PROBLEM TO WORK ON:
Check each line of the material below for "name". Report how many have it, with no other words.

** begin TASK INPUT **

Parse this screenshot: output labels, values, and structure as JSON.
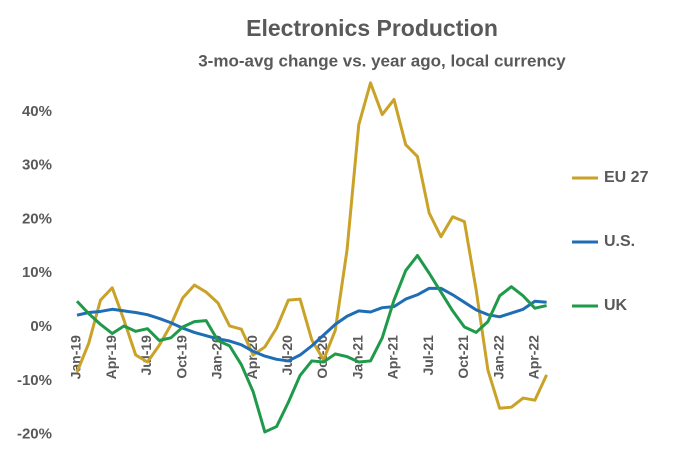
{
  "chart_data": {
    "type": "line",
    "title": "Electronics Production",
    "subtitle": "3-mo-avg change vs. year ago, local currency",
    "categories": [
      "Jan-19",
      null,
      null,
      "Apr-19",
      null,
      null,
      "Jul-19",
      null,
      null,
      "Oct-19",
      null,
      null,
      "Jan-20",
      null,
      null,
      "Apr-20",
      null,
      null,
      "Jul-20",
      null,
      null,
      "Oct-20",
      null,
      null,
      "Jan-21",
      null,
      null,
      "Apr-21",
      null,
      null,
      "Jul-21",
      null,
      null,
      "Oct-21",
      null,
      null,
      "Jan-22",
      null,
      null,
      "Apr-22",
      null
    ],
    "series": [
      {
        "name": "EU 27",
        "color": "#c9a227",
        "values": [
          -8.4,
          -3,
          5,
          7.3,
          1.3,
          -5.2,
          -6.5,
          -3.4,
          0.4,
          5.4,
          7.8,
          6.5,
          4.5,
          0.2,
          -0.4,
          -5.2,
          -3.7,
          -0.2,
          5,
          5.2,
          -2.4,
          -6.1,
          -0.6,
          14.3,
          37.6,
          45.4,
          39.5,
          42.3,
          33.9,
          31.7,
          21.2,
          16.8,
          20.5,
          19.6,
          6.9,
          -8,
          -15.1,
          -14.9,
          -13.2,
          -13.6,
          -8.9
        ]
      },
      {
        "name": "U.S.",
        "color": "#1f6db5",
        "values": [
          2.2,
          2.7,
          2.9,
          3.3,
          3.0,
          2.7,
          2.3,
          1.6,
          0.8,
          -0.2,
          -1.0,
          -1.6,
          -2.2,
          -2.6,
          -3.3,
          -4.5,
          -5.4,
          -6.0,
          -6.3,
          -5.2,
          -3.5,
          -1.5,
          0.5,
          2.0,
          3.0,
          2.8,
          3.6,
          3.8,
          5.2,
          6.0,
          7.2,
          7.2,
          6.0,
          4.6,
          3.2,
          2.3,
          1.9,
          2.6,
          3.3,
          4.8,
          4.6
        ]
      },
      {
        "name": "UK",
        "color": "#1e9a4a",
        "values": [
          4.8,
          2.5,
          0.5,
          -1.2,
          0.2,
          -0.8,
          -0.3,
          -2.5,
          -2,
          0,
          1,
          1.2,
          -2.5,
          -3.5,
          -7,
          -12,
          -19.5,
          -18.5,
          -14,
          -9,
          -6.3,
          -6.5,
          -5,
          -5.5,
          -6.5,
          -6.3,
          -2,
          5,
          10.5,
          13.3,
          10,
          6.5,
          3,
          0,
          -1,
          1,
          5.8,
          7.5,
          5.8,
          3.5,
          4
        ]
      }
    ],
    "ylim": [
      -21,
      45
    ],
    "yticks": [
      {
        "value": -20,
        "label": "-20%"
      },
      {
        "value": -10,
        "label": "-10%"
      },
      {
        "value": 0,
        "label": "0%"
      },
      {
        "value": 10,
        "label": "10%"
      },
      {
        "value": 20,
        "label": "20%"
      },
      {
        "value": 30,
        "label": "30%"
      },
      {
        "value": 40,
        "label": "40%"
      }
    ],
    "legend": "right"
  }
}
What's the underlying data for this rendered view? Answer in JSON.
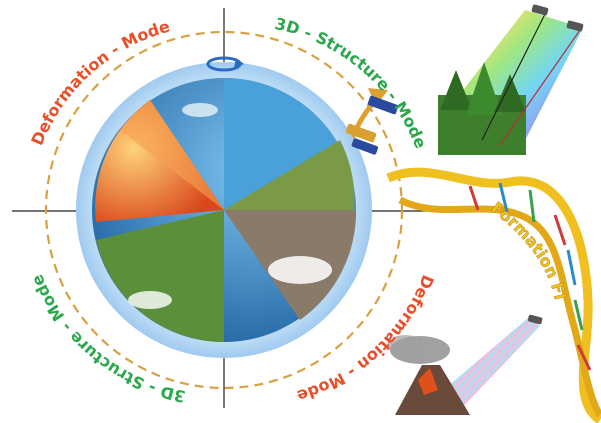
{
  "labels": {
    "deformation_top": "Deformation - Mode",
    "structure_top": "3D - Structure - Mode",
    "structure_bottom": "3D - Structure - Mode",
    "deformation_bottom": "Deformation - Mode",
    "formation_flight": "Formation Flight"
  },
  "colors": {
    "deformation": "#e8502a",
    "structure": "#2aa84a",
    "formation": "#f0c020",
    "orbit": "#d9a040",
    "axis": "#222222",
    "ocean": "#3a8fd0",
    "land": "#5c8f3a",
    "magma": "#f07a2a"
  },
  "icons": {
    "rotation": "rotation-arrow-icon",
    "orbit_arrow": "orbit-direction-arrow-icon",
    "satellite": "satellite-icon",
    "volcano": "volcano-icon",
    "forest": "forest-icon",
    "dna": "dna-helix-icon"
  }
}
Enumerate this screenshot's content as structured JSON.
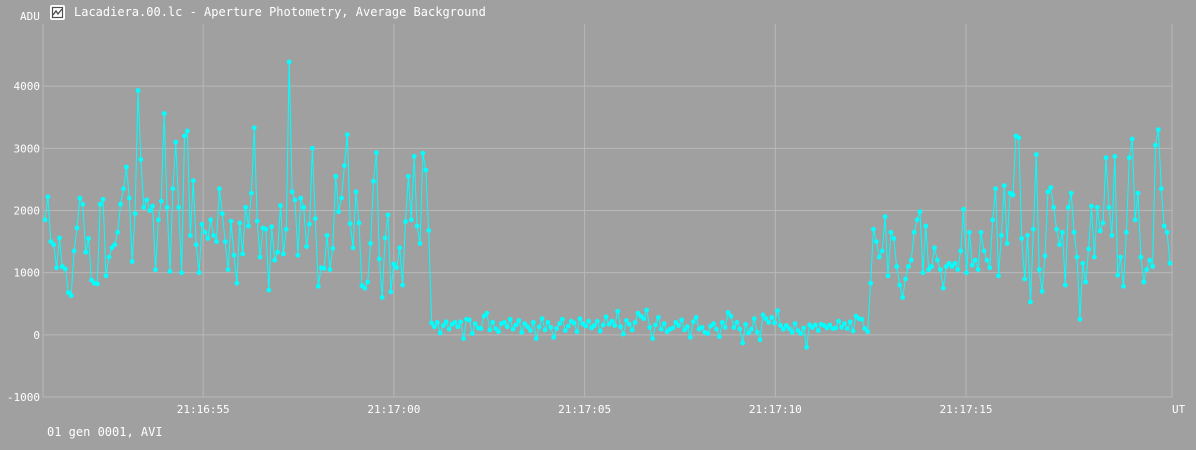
{
  "window": {
    "title": "Lacadiera.00.lc - Aperture Photometry, Average Background",
    "icon": "chart-icon"
  },
  "footer": {
    "info": "01 gen 0001, AVI"
  },
  "colors": {
    "background": "#a0a0a0",
    "grid": "#b8b8b8",
    "series": "#00ffff",
    "text": "#ffffff"
  },
  "chart_data": {
    "type": "line",
    "title": "Lacadiera.00.lc - Aperture Photometry, Average Background",
    "ylabel": "ADU",
    "xlabel": "UT",
    "ylim": [
      -1000,
      5000
    ],
    "xlim": [
      "21:16:50.8",
      "21:17:20.4"
    ],
    "yticks": [
      -1000,
      0,
      1000,
      2000,
      3000,
      4000
    ],
    "xticks": [
      "21:16:55",
      "21:17:00",
      "21:17:05",
      "21:17:10",
      "21:17:15"
    ],
    "grid": true,
    "marker": "dot",
    "series": [
      {
        "values": [
          1850,
          2220,
          1500,
          1450,
          1080,
          1560,
          1100,
          1060,
          680,
          630,
          1350,
          1720,
          2200,
          2100,
          1330,
          1550,
          880,
          830,
          820,
          2100,
          2180,
          950,
          1250,
          1400,
          1450,
          1650,
          2100,
          2350,
          2700,
          2200,
          1180,
          1950,
          3930,
          2820,
          2050,
          2170,
          2000,
          2070,
          1050,
          1850,
          2150,
          3560,
          2050,
          1020,
          2350,
          3100,
          2050,
          1000,
          3200,
          3280,
          1600,
          2480,
          1450,
          1000,
          1780,
          1650,
          1550,
          1850,
          1600,
          1500,
          2350,
          1950,
          1500,
          1050,
          1830,
          1280,
          830,
          1800,
          1300,
          2050,
          1750,
          2280,
          3330,
          1830,
          1250,
          1720,
          1700,
          720,
          1740,
          1200,
          1330,
          2080,
          1300,
          1700,
          4390,
          2300,
          2170,
          1280,
          2200,
          2050,
          1420,
          1780,
          3000,
          1870,
          780,
          1080,
          1070,
          1600,
          1050,
          1390,
          2550,
          1980,
          2200,
          2720,
          3220,
          1790,
          1400,
          2300,
          1800,
          790,
          750,
          850,
          1470,
          2470,
          2930,
          1220,
          600,
          1560,
          1930,
          690,
          1140,
          1080,
          1400,
          800,
          1820,
          2550,
          1850,
          2870,
          1750,
          1470,
          2920,
          2650,
          1680,
          190,
          130,
          200,
          30,
          150,
          210,
          90,
          170,
          200,
          130,
          210,
          -60,
          250,
          240,
          20,
          180,
          110,
          100,
          300,
          350,
          80,
          200,
          100,
          50,
          180,
          200,
          130,
          250,
          90,
          160,
          230,
          40,
          180,
          130,
          70,
          200,
          -60,
          130,
          260,
          80,
          200,
          120,
          -40,
          100,
          180,
          250,
          70,
          140,
          220,
          190,
          50,
          260,
          180,
          140,
          220,
          110,
          150,
          220,
          60,
          160,
          290,
          170,
          220,
          150,
          380,
          130,
          10,
          230,
          170,
          80,
          200,
          350,
          300,
          260,
          400,
          120,
          -60,
          160,
          280,
          90,
          180,
          50,
          90,
          110,
          200,
          150,
          240,
          80,
          130,
          -40,
          210,
          280,
          90,
          120,
          40,
          20,
          140,
          180,
          90,
          -30,
          200,
          120,
          360,
          300,
          120,
          200,
          90,
          -130,
          170,
          30,
          90,
          260,
          40,
          -80,
          320,
          260,
          200,
          280,
          190,
          390,
          150,
          90,
          150,
          100,
          40,
          180,
          70,
          20,
          110,
          -200,
          160,
          120,
          160,
          70,
          170,
          150,
          110,
          160,
          100,
          110,
          220,
          120,
          180,
          100,
          210,
          60,
          300,
          260,
          250,
          100,
          50,
          830,
          1700,
          1500,
          1250,
          1350,
          1900,
          950,
          1650,
          1550,
          1100,
          800,
          600,
          900,
          1100,
          1200,
          1650,
          1850,
          1980,
          1000,
          1750,
          1050,
          1100,
          1400,
          1200,
          1050,
          750,
          1100,
          1150,
          1100,
          1150,
          1050,
          1350,
          2020,
          1000,
          1650,
          1120,
          1200,
          1050,
          1650,
          1350,
          1200,
          1080,
          1850,
          2350,
          950,
          1600,
          2400,
          1470,
          2280,
          2250,
          3200,
          3170,
          1550,
          900,
          1600,
          530,
          1700,
          2900,
          1050,
          700,
          1270,
          2300,
          2370,
          2050,
          1700,
          1450,
          1650,
          800,
          2050,
          2280,
          1650,
          1250,
          250,
          1150,
          850,
          1380,
          2070,
          1250,
          2050,
          1670,
          1800,
          2850,
          2050,
          1600,
          2870,
          960,
          1250,
          780,
          1650,
          2850,
          3150,
          1850,
          2280,
          1250,
          850,
          1050,
          1200,
          1100,
          3050,
          3300,
          2350,
          1750,
          1650,
          1150
        ]
      }
    ]
  }
}
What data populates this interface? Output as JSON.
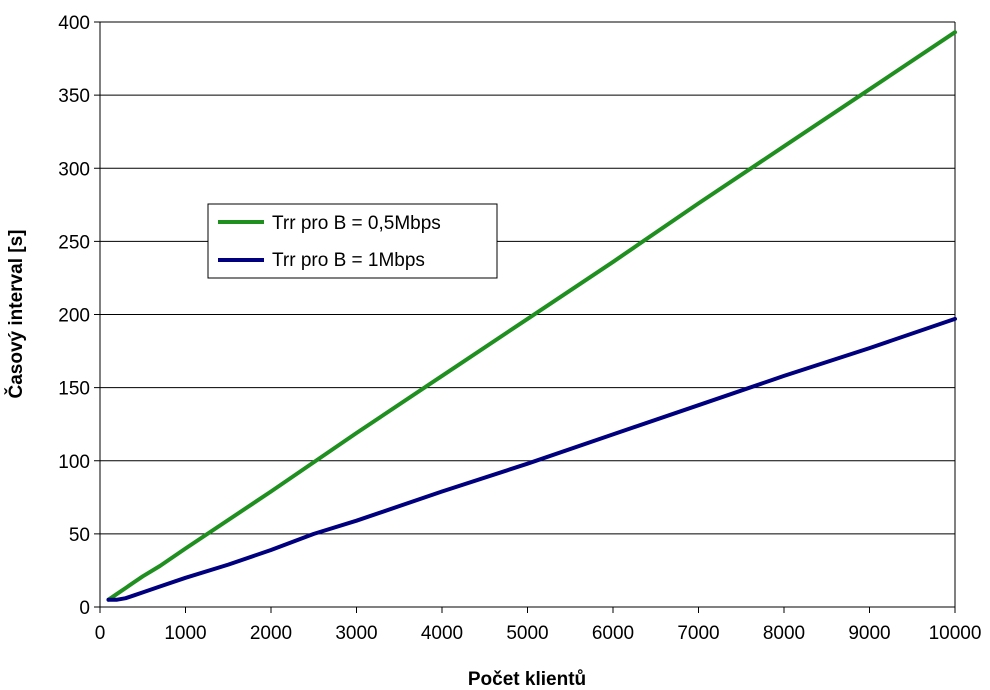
{
  "chart_data": {
    "type": "line",
    "title": "",
    "xlabel": "Počet klientů",
    "ylabel": "Časový interval [s]",
    "xlim": [
      0,
      10000
    ],
    "ylim": [
      0,
      400
    ],
    "x_ticks": [
      0,
      1000,
      2000,
      3000,
      4000,
      5000,
      6000,
      7000,
      8000,
      9000,
      10000
    ],
    "y_ticks": [
      0,
      50,
      100,
      150,
      200,
      250,
      300,
      350,
      400
    ],
    "grid": "horizontal",
    "legend_position": "upper-left-inside",
    "series": [
      {
        "name": "Trr pro B = 0,5Mbps",
        "color": "#1f8f1f",
        "x": [
          100,
          200,
          300,
          400,
          500,
          700,
          1000,
          2000,
          3000,
          4000,
          5000,
          6000,
          7000,
          8000,
          9000,
          10000
        ],
        "y": [
          5,
          9,
          13,
          17,
          21,
          28,
          40,
          79,
          119,
          158,
          197,
          236,
          276,
          315,
          354,
          393
        ]
      },
      {
        "name": "Trr pro B = 1Mbps",
        "color": "#00007f",
        "x": [
          100,
          200,
          300,
          400,
          500,
          700,
          1000,
          1500,
          2000,
          2500,
          3000,
          4000,
          5000,
          6000,
          7000,
          8000,
          9000,
          10000
        ],
        "y": [
          5,
          5,
          6,
          8,
          10,
          14,
          20,
          29,
          39,
          50,
          59,
          79,
          98,
          118,
          138,
          158,
          177,
          197
        ]
      }
    ]
  }
}
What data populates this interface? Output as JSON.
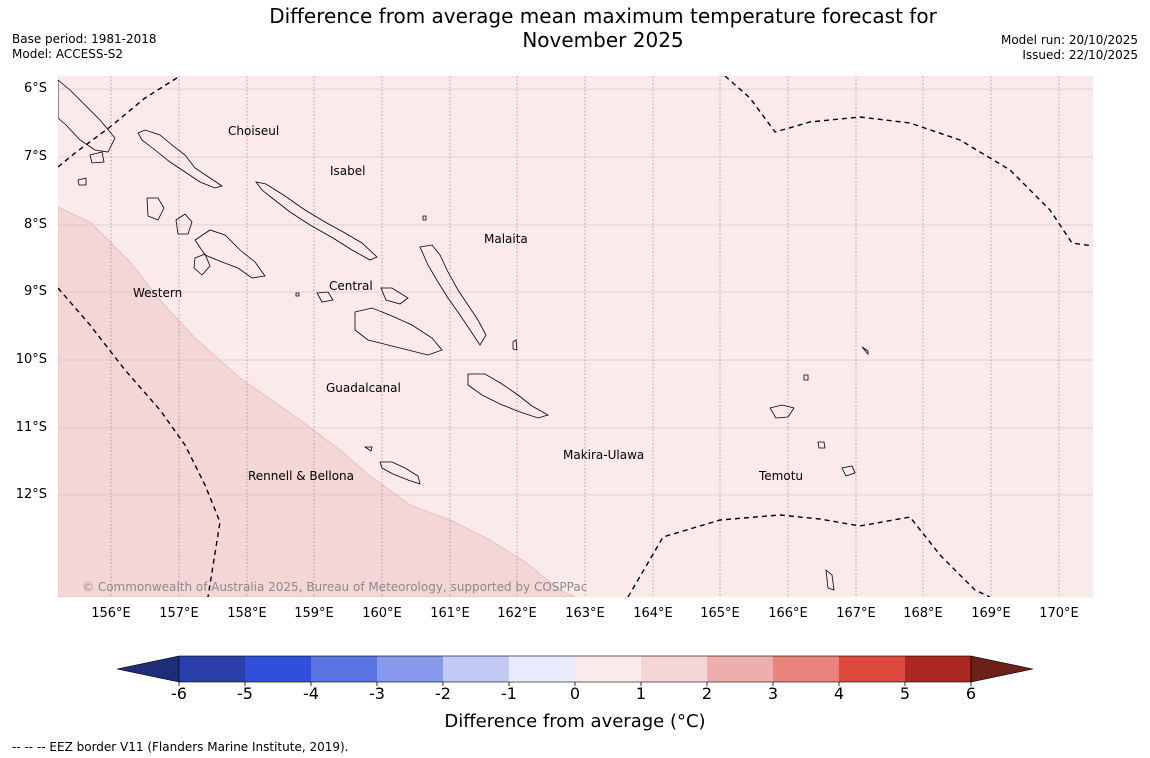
{
  "title": {
    "line1": "Difference from average mean maximum temperature forecast for",
    "line2": "November 2025"
  },
  "meta": {
    "base_period": "Base period: 1981-2018",
    "model": "Model: ACCESS-S2",
    "model_run": "Model run: 20/10/2025",
    "issued": "Issued: 22/10/2025"
  },
  "map": {
    "lat_labels": [
      "6°S",
      "7°S",
      "8°S",
      "9°S",
      "10°S",
      "11°S",
      "12°S"
    ],
    "lon_labels": [
      "156°E",
      "157°E",
      "158°E",
      "159°E",
      "160°E",
      "161°E",
      "162°E",
      "163°E",
      "164°E",
      "165°E",
      "166°E",
      "167°E",
      "168°E",
      "169°E",
      "170°E"
    ],
    "places": {
      "choiseul": "Choiseul",
      "isabel": "Isabel",
      "malaita": "Malaita",
      "western": "Western",
      "central": "Central",
      "guadalcanal": "Guadalcanal",
      "makira": "Makira-Ulawa",
      "temotu": "Temotu",
      "rennell": "Rennell & Bellona"
    },
    "copyright": "© Commonwealth of Australia 2025, Bureau of Meteorology, supported by COSPPac",
    "anomaly_regions": [
      {
        "category": "1 to 2 °C",
        "color": "#f5d6d6"
      },
      {
        "category": "0 to 1 °C",
        "color": "#fbeaea"
      }
    ]
  },
  "colorbar": {
    "ticks": [
      "-6",
      "-5",
      "-4",
      "-3",
      "-2",
      "-1",
      "0",
      "1",
      "2",
      "3",
      "4",
      "5",
      "6"
    ],
    "colors": [
      "#2a3fa8",
      "#3050dc",
      "#5a73e2",
      "#8799ea",
      "#c1c9f4",
      "#e8ebfb",
      "#fbeaea",
      "#f5d6d6",
      "#eeaeae",
      "#e8847c",
      "#dd4a40",
      "#ab2822"
    ],
    "low_extend_color": "#1d2d7a",
    "high_extend_color": "#6f1f1a",
    "label": "Difference from average (°C)"
  },
  "legend_note": "--  --  -- EEZ border V11 (Flanders Marine Institute, 2019)."
}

** end TASK INPUT **

RESULT OF THE TASK:
5